[start of Record extracts]

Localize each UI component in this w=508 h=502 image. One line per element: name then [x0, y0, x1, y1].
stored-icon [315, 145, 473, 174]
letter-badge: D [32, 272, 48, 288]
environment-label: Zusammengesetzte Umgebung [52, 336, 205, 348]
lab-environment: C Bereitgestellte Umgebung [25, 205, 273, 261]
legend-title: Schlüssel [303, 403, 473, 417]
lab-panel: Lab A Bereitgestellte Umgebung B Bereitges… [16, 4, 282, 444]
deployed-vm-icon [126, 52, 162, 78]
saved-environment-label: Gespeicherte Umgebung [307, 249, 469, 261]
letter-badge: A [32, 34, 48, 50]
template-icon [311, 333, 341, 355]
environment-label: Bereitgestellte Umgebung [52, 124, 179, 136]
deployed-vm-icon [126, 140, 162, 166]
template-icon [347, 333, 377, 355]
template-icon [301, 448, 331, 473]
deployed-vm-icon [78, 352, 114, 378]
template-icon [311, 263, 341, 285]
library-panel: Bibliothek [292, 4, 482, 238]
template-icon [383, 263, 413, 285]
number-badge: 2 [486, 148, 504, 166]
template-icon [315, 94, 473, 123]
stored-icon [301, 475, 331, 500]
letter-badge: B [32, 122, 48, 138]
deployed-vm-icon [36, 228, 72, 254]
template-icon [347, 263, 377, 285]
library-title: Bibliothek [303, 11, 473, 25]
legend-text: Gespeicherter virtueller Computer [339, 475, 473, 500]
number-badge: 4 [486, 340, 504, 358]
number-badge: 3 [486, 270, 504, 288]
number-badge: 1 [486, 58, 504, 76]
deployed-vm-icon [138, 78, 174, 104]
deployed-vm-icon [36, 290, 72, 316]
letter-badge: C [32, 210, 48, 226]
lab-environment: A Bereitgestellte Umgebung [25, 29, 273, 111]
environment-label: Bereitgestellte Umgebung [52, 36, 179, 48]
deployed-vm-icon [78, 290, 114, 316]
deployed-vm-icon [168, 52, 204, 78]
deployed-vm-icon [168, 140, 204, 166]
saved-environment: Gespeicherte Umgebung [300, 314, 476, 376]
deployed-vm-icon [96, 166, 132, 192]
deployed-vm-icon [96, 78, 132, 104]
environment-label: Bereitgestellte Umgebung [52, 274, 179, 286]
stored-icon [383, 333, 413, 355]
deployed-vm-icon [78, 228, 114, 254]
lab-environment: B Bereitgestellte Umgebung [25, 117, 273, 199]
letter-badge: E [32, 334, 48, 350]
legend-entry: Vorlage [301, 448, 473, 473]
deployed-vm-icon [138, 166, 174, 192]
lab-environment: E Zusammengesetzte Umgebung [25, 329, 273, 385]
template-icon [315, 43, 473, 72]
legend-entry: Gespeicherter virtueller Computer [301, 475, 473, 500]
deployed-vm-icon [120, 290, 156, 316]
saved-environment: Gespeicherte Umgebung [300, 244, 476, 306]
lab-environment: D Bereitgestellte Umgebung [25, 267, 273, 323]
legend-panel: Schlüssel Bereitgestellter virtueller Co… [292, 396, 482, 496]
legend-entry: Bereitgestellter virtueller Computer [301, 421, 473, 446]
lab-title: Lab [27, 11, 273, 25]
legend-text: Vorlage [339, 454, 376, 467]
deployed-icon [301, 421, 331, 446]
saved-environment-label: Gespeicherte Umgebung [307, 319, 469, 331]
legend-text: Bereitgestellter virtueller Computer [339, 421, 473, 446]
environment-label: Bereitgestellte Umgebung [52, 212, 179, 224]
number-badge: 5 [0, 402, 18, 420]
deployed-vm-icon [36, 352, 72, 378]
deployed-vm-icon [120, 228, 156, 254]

[end of Record extracts]

§ **Given task**
Could you repeat all of the material above line for line, without changing anything?

§ **The reply**
Localize each UI component in this w=508 h=502 image. One line per element: name then [x0, y0, x1, y1].
stored-icon [315, 145, 473, 174]
letter-badge: D [32, 272, 48, 288]
environment-label: Zusammengesetzte Umgebung [52, 336, 205, 348]
lab-environment: C Bereitgestellte Umgebung [25, 205, 273, 261]
legend-title: Schlüssel [303, 403, 473, 417]
lab-panel: Lab A Bereitgestellte Umgebung B Bereitges… [16, 4, 282, 444]
deployed-vm-icon [126, 52, 162, 78]
saved-environment-label: Gespeicherte Umgebung [307, 249, 469, 261]
letter-badge: A [32, 34, 48, 50]
template-icon [311, 333, 341, 355]
environment-label: Bereitgestellte Umgebung [52, 124, 179, 136]
deployed-vm-icon [126, 140, 162, 166]
template-icon [347, 333, 377, 355]
template-icon [301, 448, 331, 473]
deployed-vm-icon [78, 352, 114, 378]
template-icon [311, 263, 341, 285]
library-panel: Bibliothek [292, 4, 482, 238]
template-icon [383, 263, 413, 285]
number-badge: 2 [486, 148, 504, 166]
template-icon [315, 94, 473, 123]
stored-icon [301, 475, 331, 500]
letter-badge: B [32, 122, 48, 138]
deployed-vm-icon [36, 228, 72, 254]
template-icon [347, 263, 377, 285]
library-title: Bibliothek [303, 11, 473, 25]
legend-text: Gespeicherter virtueller Computer [339, 475, 473, 500]
number-badge: 4 [486, 340, 504, 358]
number-badge: 3 [486, 270, 504, 288]
number-badge: 1 [486, 58, 504, 76]
deployed-vm-icon [138, 78, 174, 104]
deployed-vm-icon [36, 290, 72, 316]
letter-badge: C [32, 210, 48, 226]
lab-environment: A Bereitgestellte Umgebung [25, 29, 273, 111]
environment-label: Bereitgestellte Umgebung [52, 36, 179, 48]
deployed-vm-icon [78, 290, 114, 316]
deployed-vm-icon [168, 52, 204, 78]
deployed-vm-icon [168, 140, 204, 166]
saved-environment: Gespeicherte Umgebung [300, 314, 476, 376]
deployed-vm-icon [96, 166, 132, 192]
deployed-vm-icon [96, 78, 132, 104]
environment-label: Bereitgestellte Umgebung [52, 274, 179, 286]
stored-icon [383, 333, 413, 355]
deployed-vm-icon [78, 228, 114, 254]
lab-environment: B Bereitgestellte Umgebung [25, 117, 273, 199]
letter-badge: E [32, 334, 48, 350]
legend-entry: Vorlage [301, 448, 473, 473]
deployed-vm-icon [138, 166, 174, 192]
lab-environment: E Zusammengesetzte Umgebung [25, 329, 273, 385]
template-icon [315, 43, 473, 72]
legend-entry: Gespeicherter virtueller Computer [301, 475, 473, 500]
deployed-vm-icon [120, 290, 156, 316]
saved-environment: Gespeicherte Umgebung [300, 244, 476, 306]
lab-environment: D Bereitgestellte Umgebung [25, 267, 273, 323]
legend-panel: Schlüssel Bereitgestellter virtueller Co… [292, 396, 482, 496]
legend-entry: Bereitgestellter virtueller Computer [301, 421, 473, 446]
lab-title: Lab [27, 11, 273, 25]
legend-text: Vorlage [339, 454, 376, 467]
deployed-icon [301, 421, 331, 446]
saved-environment-label: Gespeicherte Umgebung [307, 319, 469, 331]
legend-text: Bereitgestellter virtueller Computer [339, 421, 473, 446]
environment-label: Bereitgestellte Umgebung [52, 212, 179, 224]
number-badge: 5 [0, 402, 18, 420]
deployed-vm-icon [36, 352, 72, 378]
deployed-vm-icon [120, 228, 156, 254]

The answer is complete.